Source data
>> START

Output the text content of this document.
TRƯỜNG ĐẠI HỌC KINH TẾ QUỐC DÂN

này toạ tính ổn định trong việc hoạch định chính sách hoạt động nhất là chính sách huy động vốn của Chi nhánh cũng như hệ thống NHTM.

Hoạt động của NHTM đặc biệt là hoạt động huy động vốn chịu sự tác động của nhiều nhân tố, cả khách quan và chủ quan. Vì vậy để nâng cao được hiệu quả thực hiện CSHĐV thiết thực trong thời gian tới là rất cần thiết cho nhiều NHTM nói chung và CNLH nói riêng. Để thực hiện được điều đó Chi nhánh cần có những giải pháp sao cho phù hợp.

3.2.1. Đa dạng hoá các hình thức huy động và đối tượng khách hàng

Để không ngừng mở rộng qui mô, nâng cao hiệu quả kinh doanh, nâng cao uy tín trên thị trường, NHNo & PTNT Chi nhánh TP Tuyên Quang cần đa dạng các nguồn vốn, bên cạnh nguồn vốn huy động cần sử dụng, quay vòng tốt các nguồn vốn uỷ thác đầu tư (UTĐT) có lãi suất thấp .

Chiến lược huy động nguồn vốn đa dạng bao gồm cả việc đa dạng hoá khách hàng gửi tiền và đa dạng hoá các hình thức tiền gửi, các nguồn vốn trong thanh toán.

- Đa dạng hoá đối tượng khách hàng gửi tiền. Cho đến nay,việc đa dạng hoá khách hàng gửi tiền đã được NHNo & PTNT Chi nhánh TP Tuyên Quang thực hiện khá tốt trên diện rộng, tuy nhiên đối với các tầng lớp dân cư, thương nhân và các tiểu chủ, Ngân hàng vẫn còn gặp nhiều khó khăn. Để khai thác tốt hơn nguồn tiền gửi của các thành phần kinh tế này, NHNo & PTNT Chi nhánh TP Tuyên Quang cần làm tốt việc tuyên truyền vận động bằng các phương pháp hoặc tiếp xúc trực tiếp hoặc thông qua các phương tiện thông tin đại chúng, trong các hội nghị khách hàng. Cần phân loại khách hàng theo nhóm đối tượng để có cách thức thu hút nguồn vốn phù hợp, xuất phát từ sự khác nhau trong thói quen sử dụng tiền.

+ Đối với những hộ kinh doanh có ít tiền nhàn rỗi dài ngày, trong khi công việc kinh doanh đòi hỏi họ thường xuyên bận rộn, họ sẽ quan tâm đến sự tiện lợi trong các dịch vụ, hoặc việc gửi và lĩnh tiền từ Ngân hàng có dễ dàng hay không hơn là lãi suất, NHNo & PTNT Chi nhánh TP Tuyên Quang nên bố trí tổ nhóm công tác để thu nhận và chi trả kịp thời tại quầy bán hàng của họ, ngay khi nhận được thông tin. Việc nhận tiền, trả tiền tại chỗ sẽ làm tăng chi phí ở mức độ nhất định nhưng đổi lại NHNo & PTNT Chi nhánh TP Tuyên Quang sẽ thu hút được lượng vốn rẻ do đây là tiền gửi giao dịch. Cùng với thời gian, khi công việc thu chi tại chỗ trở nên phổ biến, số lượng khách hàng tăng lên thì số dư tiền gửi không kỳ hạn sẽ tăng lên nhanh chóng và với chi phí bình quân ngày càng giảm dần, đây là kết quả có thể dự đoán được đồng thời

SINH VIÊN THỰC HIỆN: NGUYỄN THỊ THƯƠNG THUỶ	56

>> END

Pick out every line above that holds the word "NHTM" and copy it.

này toạ tính ổn định trong việc hoạch định chính sách hoạt động nhất là chính sách huy động vốn của Chi nhánh cũng như hệ thống NHTM.
Hoạt động của NHTM đặc biệt là hoạt động huy động vốn chịu sự tác động của nhiều nhân tố, cả khách quan và chủ quan. Vì vậy để nâng cao được hiệu quả thực hiện CSHĐV thiết thực trong thời gian tới là rất cần thiết cho nhiều NHTM nói chung và CNLH nói riêng. Để thực hiện được điều đó Chi nhánh cần có những giải pháp sao cho phù hợp.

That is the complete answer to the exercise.